Quote, without change, all of the lines that follow.

** Begin Data to process **

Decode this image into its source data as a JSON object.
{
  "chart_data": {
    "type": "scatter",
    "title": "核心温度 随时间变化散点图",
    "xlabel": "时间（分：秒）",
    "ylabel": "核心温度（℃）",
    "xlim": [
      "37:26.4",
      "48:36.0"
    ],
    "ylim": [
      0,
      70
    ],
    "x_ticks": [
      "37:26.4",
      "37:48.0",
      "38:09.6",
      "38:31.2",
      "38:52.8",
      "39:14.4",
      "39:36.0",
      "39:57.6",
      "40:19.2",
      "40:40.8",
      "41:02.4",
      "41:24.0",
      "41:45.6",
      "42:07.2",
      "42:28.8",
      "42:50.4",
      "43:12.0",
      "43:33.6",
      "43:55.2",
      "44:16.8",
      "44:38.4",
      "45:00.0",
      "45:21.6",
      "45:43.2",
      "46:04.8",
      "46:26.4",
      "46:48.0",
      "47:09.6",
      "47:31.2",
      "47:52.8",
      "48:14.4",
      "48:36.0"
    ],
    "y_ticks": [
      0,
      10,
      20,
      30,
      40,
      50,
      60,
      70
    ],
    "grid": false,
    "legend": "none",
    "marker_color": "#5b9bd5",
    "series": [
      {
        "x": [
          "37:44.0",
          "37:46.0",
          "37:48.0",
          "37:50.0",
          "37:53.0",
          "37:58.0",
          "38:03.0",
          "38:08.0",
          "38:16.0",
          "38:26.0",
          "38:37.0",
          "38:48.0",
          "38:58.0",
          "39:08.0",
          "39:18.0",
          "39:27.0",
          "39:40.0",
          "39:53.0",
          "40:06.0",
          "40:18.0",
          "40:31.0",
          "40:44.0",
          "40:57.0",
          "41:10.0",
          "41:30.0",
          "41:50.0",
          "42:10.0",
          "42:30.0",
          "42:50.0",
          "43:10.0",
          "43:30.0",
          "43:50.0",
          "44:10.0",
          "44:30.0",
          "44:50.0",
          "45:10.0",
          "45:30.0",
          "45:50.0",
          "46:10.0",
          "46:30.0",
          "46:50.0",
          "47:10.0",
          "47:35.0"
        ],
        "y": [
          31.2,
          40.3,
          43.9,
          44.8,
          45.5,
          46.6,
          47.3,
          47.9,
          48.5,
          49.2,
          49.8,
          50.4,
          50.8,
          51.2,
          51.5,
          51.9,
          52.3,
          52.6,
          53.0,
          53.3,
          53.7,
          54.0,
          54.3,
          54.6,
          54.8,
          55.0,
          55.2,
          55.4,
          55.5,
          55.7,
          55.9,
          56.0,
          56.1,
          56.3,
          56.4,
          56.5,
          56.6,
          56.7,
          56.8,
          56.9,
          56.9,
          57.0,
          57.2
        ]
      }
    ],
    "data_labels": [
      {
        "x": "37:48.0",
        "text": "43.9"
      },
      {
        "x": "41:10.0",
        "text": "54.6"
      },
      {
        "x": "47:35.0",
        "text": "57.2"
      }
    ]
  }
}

** End Data to process **

• _Task output_:
Decode this image into its source data as a JSON object.
{
  "chart_data": {
    "type": "scatter",
    "title": "核心温度 随时间变化散点图",
    "xlabel": "时间（分：秒）",
    "ylabel": "核心温度（℃）",
    "xlim": [
      "37:26.4",
      "48:36.0"
    ],
    "ylim": [
      0,
      70
    ],
    "x_ticks": [
      "37:26.4",
      "37:48.0",
      "38:09.6",
      "38:31.2",
      "38:52.8",
      "39:14.4",
      "39:36.0",
      "39:57.6",
      "40:19.2",
      "40:40.8",
      "41:02.4",
      "41:24.0",
      "41:45.6",
      "42:07.2",
      "42:28.8",
      "42:50.4",
      "43:12.0",
      "43:33.6",
      "43:55.2",
      "44:16.8",
      "44:38.4",
      "45:00.0",
      "45:21.6",
      "45:43.2",
      "46:04.8",
      "46:26.4",
      "46:48.0",
      "47:09.6",
      "47:31.2",
      "47:52.8",
      "48:14.4",
      "48:36.0"
    ],
    "y_ticks": [
      0,
      10,
      20,
      30,
      40,
      50,
      60,
      70
    ],
    "grid": false,
    "legend": "none",
    "marker_color": "#5b9bd5",
    "series": [
      {
        "x": [
          "37:44.0",
          "37:46.0",
          "37:48.0",
          "37:50.0",
          "37:53.0",
          "37:58.0",
          "38:03.0",
          "38:08.0",
          "38:16.0",
          "38:26.0",
          "38:37.0",
          "38:48.0",
          "38:58.0",
          "39:08.0",
          "39:18.0",
          "39:27.0",
          "39:40.0",
          "39:53.0",
          "40:06.0",
          "40:18.0",
          "40:31.0",
          "40:44.0",
          "40:57.0",
          "41:10.0",
          "41:30.0",
          "41:50.0",
          "42:10.0",
          "42:30.0",
          "42:50.0",
          "43:10.0",
          "43:30.0",
          "43:50.0",
          "44:10.0",
          "44:30.0",
          "44:50.0",
          "45:10.0",
          "45:30.0",
          "45:50.0",
          "46:10.0",
          "46:30.0",
          "46:50.0",
          "47:10.0",
          "47:35.0"
        ],
        "y": [
          31.2,
          40.3,
          43.9,
          44.8,
          45.5,
          46.6,
          47.3,
          47.9,
          48.5,
          49.2,
          49.8,
          50.4,
          50.8,
          51.2,
          51.5,
          51.9,
          52.3,
          52.6,
          53.0,
          53.3,
          53.7,
          54.0,
          54.3,
          54.6,
          54.8,
          55.0,
          55.2,
          55.4,
          55.5,
          55.7,
          55.9,
          56.0,
          56.1,
          56.3,
          56.4,
          56.5,
          56.6,
          56.7,
          56.8,
          56.9,
          56.9,
          57.0,
          57.2
        ]
      }
    ],
    "data_labels": [
      {
        "x": "37:48.0",
        "text": "43.9"
      },
      {
        "x": "41:10.0",
        "text": "54.6"
      },
      {
        "x": "47:35.0",
        "text": "57.2"
      }
    ]
  }
}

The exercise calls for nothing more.